Work instructions. Copy out all of the material exactly.

Given entries.
********************
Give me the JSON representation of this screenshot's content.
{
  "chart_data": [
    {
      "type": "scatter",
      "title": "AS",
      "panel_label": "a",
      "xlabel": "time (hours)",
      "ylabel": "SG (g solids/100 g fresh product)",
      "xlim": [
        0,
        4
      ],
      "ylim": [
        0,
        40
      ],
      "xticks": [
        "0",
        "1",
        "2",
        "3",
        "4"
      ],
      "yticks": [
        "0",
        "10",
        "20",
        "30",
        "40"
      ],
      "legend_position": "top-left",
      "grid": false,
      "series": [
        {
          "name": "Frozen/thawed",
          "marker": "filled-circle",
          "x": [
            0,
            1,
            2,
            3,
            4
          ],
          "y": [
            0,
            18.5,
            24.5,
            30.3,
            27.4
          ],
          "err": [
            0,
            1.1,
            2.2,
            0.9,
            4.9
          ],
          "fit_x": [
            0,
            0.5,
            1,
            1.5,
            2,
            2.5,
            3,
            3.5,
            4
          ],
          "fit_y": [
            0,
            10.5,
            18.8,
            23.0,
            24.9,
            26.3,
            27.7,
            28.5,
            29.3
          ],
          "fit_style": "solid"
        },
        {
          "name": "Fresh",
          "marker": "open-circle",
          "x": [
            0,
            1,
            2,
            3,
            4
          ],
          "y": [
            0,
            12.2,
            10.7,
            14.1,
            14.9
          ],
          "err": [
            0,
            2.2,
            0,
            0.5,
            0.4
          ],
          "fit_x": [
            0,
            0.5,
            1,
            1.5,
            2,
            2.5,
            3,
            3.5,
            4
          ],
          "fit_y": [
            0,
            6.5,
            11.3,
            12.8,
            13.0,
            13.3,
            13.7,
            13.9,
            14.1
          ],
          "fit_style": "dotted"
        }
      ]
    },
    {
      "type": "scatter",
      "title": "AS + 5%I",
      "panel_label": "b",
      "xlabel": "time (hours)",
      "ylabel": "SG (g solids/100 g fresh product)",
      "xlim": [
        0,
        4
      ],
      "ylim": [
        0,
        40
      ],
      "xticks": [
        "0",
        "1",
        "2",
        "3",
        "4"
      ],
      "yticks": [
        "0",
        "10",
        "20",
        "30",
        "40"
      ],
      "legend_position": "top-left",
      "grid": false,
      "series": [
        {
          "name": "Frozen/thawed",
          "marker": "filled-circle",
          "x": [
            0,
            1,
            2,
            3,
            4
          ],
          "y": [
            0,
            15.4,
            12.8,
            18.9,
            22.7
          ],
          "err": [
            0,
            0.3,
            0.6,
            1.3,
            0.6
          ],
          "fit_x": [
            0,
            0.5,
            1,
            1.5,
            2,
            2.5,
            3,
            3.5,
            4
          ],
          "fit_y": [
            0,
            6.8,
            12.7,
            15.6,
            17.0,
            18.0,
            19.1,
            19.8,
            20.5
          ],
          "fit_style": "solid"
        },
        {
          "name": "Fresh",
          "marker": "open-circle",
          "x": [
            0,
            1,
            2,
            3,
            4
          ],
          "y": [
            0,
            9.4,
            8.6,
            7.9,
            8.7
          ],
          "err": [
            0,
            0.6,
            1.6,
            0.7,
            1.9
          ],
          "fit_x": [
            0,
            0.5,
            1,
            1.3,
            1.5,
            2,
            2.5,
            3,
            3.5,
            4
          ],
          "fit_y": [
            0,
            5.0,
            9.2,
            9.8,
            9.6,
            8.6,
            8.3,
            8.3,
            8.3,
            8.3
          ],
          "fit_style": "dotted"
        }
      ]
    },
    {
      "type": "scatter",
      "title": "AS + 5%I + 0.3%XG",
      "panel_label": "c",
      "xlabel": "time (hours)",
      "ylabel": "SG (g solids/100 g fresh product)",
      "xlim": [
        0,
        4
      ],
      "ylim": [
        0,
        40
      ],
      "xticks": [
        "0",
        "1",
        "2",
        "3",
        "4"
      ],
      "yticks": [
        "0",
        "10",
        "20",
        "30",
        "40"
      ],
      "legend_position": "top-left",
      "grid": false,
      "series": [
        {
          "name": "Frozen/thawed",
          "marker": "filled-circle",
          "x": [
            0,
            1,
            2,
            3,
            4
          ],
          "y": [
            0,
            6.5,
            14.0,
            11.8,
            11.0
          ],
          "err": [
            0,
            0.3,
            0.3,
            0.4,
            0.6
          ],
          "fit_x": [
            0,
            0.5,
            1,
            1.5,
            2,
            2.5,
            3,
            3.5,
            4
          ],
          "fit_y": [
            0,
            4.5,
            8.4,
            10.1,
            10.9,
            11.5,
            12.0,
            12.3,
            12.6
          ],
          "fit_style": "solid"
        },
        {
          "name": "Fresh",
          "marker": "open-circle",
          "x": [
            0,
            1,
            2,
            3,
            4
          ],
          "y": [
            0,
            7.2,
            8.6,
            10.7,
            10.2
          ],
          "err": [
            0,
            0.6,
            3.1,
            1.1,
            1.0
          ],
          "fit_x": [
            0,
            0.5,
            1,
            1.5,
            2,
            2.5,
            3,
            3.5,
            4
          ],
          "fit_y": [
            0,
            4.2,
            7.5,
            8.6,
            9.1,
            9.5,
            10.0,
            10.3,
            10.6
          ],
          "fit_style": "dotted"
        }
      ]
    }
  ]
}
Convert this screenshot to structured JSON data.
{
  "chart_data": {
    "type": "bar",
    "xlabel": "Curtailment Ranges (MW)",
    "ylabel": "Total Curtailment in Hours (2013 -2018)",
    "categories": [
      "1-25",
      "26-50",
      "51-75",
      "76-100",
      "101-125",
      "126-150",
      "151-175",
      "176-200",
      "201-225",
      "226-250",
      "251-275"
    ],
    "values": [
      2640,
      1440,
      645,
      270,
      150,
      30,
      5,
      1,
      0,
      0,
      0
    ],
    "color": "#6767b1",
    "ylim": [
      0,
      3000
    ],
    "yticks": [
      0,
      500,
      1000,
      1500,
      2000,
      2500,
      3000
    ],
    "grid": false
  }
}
********************
Task result.
Give me the JSON representation of this screenshot's content.
{
  "chart_data": [
    {
      "type": "scatter",
      "title": "AS",
      "panel_label": "a",
      "xlabel": "time (hours)",
      "ylabel": "SG (g solids/100 g fresh product)",
      "xlim": [
        0,
        4
      ],
      "ylim": [
        0,
        40
      ],
      "xticks": [
        "0",
        "1",
        "2",
        "3",
        "4"
      ],
      "yticks": [
        "0",
        "10",
        "20",
        "30",
        "40"
      ],
      "legend_position": "top-left",
      "grid": false,
      "series": [
        {
          "name": "Frozen/thawed",
          "marker": "filled-circle",
          "x": [
            0,
            1,
            2,
            3,
            4
          ],
          "y": [
            0,
            18.5,
            24.5,
            30.3,
            27.4
          ],
          "err": [
            0,
            1.1,
            2.2,
            0.9,
            4.9
          ],
          "fit_x": [
            0,
            0.5,
            1,
            1.5,
            2,
            2.5,
            3,
            3.5,
            4
          ],
          "fit_y": [
            0,
            10.5,
            18.8,
            23.0,
            24.9,
            26.3,
            27.7,
            28.5,
            29.3
          ],
          "fit_style": "solid"
        },
        {
          "name": "Fresh",
          "marker": "open-circle",
          "x": [
            0,
            1,
            2,
            3,
            4
          ],
          "y": [
            0,
            12.2,
            10.7,
            14.1,
            14.9
          ],
          "err": [
            0,
            2.2,
            0,
            0.5,
            0.4
          ],
          "fit_x": [
            0,
            0.5,
            1,
            1.5,
            2,
            2.5,
            3,
            3.5,
            4
          ],
          "fit_y": [
            0,
            6.5,
            11.3,
            12.8,
            13.0,
            13.3,
            13.7,
            13.9,
            14.1
          ],
          "fit_style": "dotted"
        }
      ]
    },
    {
      "type": "scatter",
      "title": "AS + 5%I",
      "panel_label": "b",
      "xlabel": "time (hours)",
      "ylabel": "SG (g solids/100 g fresh product)",
      "xlim": [
        0,
        4
      ],
      "ylim": [
        0,
        40
      ],
      "xticks": [
        "0",
        "1",
        "2",
        "3",
        "4"
      ],
      "yticks": [
        "0",
        "10",
        "20",
        "30",
        "40"
      ],
      "legend_position": "top-left",
      "grid": false,
      "series": [
        {
          "name": "Frozen/thawed",
          "marker": "filled-circle",
          "x": [
            0,
            1,
            2,
            3,
            4
          ],
          "y": [
            0,
            15.4,
            12.8,
            18.9,
            22.7
          ],
          "err": [
            0,
            0.3,
            0.6,
            1.3,
            0.6
          ],
          "fit_x": [
            0,
            0.5,
            1,
            1.5,
            2,
            2.5,
            3,
            3.5,
            4
          ],
          "fit_y": [
            0,
            6.8,
            12.7,
            15.6,
            17.0,
            18.0,
            19.1,
            19.8,
            20.5
          ],
          "fit_style": "solid"
        },
        {
          "name": "Fresh",
          "marker": "open-circle",
          "x": [
            0,
            1,
            2,
            3,
            4
          ],
          "y": [
            0,
            9.4,
            8.6,
            7.9,
            8.7
          ],
          "err": [
            0,
            0.6,
            1.6,
            0.7,
            1.9
          ],
          "fit_x": [
            0,
            0.5,
            1,
            1.3,
            1.5,
            2,
            2.5,
            3,
            3.5,
            4
          ],
          "fit_y": [
            0,
            5.0,
            9.2,
            9.8,
            9.6,
            8.6,
            8.3,
            8.3,
            8.3,
            8.3
          ],
          "fit_style": "dotted"
        }
      ]
    },
    {
      "type": "scatter",
      "title": "AS + 5%I + 0.3%XG",
      "panel_label": "c",
      "xlabel": "time (hours)",
      "ylabel": "SG (g solids/100 g fresh product)",
      "xlim": [
        0,
        4
      ],
      "ylim": [
        0,
        40
      ],
      "xticks": [
        "0",
        "1",
        "2",
        "3",
        "4"
      ],
      "yticks": [
        "0",
        "10",
        "20",
        "30",
        "40"
      ],
      "legend_position": "top-left",
      "grid": false,
      "series": [
        {
          "name": "Frozen/thawed",
          "marker": "filled-circle",
          "x": [
            0,
            1,
            2,
            3,
            4
          ],
          "y": [
            0,
            6.5,
            14.0,
            11.8,
            11.0
          ],
          "err": [
            0,
            0.3,
            0.3,
            0.4,
            0.6
          ],
          "fit_x": [
            0,
            0.5,
            1,
            1.5,
            2,
            2.5,
            3,
            3.5,
            4
          ],
          "fit_y": [
            0,
            4.5,
            8.4,
            10.1,
            10.9,
            11.5,
            12.0,
            12.3,
            12.6
          ],
          "fit_style": "solid"
        },
        {
          "name": "Fresh",
          "marker": "open-circle",
          "x": [
            0,
            1,
            2,
            3,
            4
          ],
          "y": [
            0,
            7.2,
            8.6,
            10.7,
            10.2
          ],
          "err": [
            0,
            0.6,
            3.1,
            1.1,
            1.0
          ],
          "fit_x": [
            0,
            0.5,
            1,
            1.5,
            2,
            2.5,
            3,
            3.5,
            4
          ],
          "fit_y": [
            0,
            4.2,
            7.5,
            8.6,
            9.1,
            9.5,
            10.0,
            10.3,
            10.6
          ],
          "fit_style": "dotted"
        }
      ]
    }
  ]
}
Convert this screenshot to structured JSON data.
{
  "chart_data": {
    "type": "bar",
    "xlabel": "Curtailment Ranges (MW)",
    "ylabel": "Total Curtailment in Hours (2013 -2018)",
    "categories": [
      "1-25",
      "26-50",
      "51-75",
      "76-100",
      "101-125",
      "126-150",
      "151-175",
      "176-200",
      "201-225",
      "226-250",
      "251-275"
    ],
    "values": [
      2640,
      1440,
      645,
      270,
      150,
      30,
      5,
      1,
      0,
      0,
      0
    ],
    "color": "#6767b1",
    "ylim": [
      0,
      3000
    ],
    "yticks": [
      0,
      500,
      1000,
      1500,
      2000,
      2500,
      3000
    ],
    "grid": false
  }
}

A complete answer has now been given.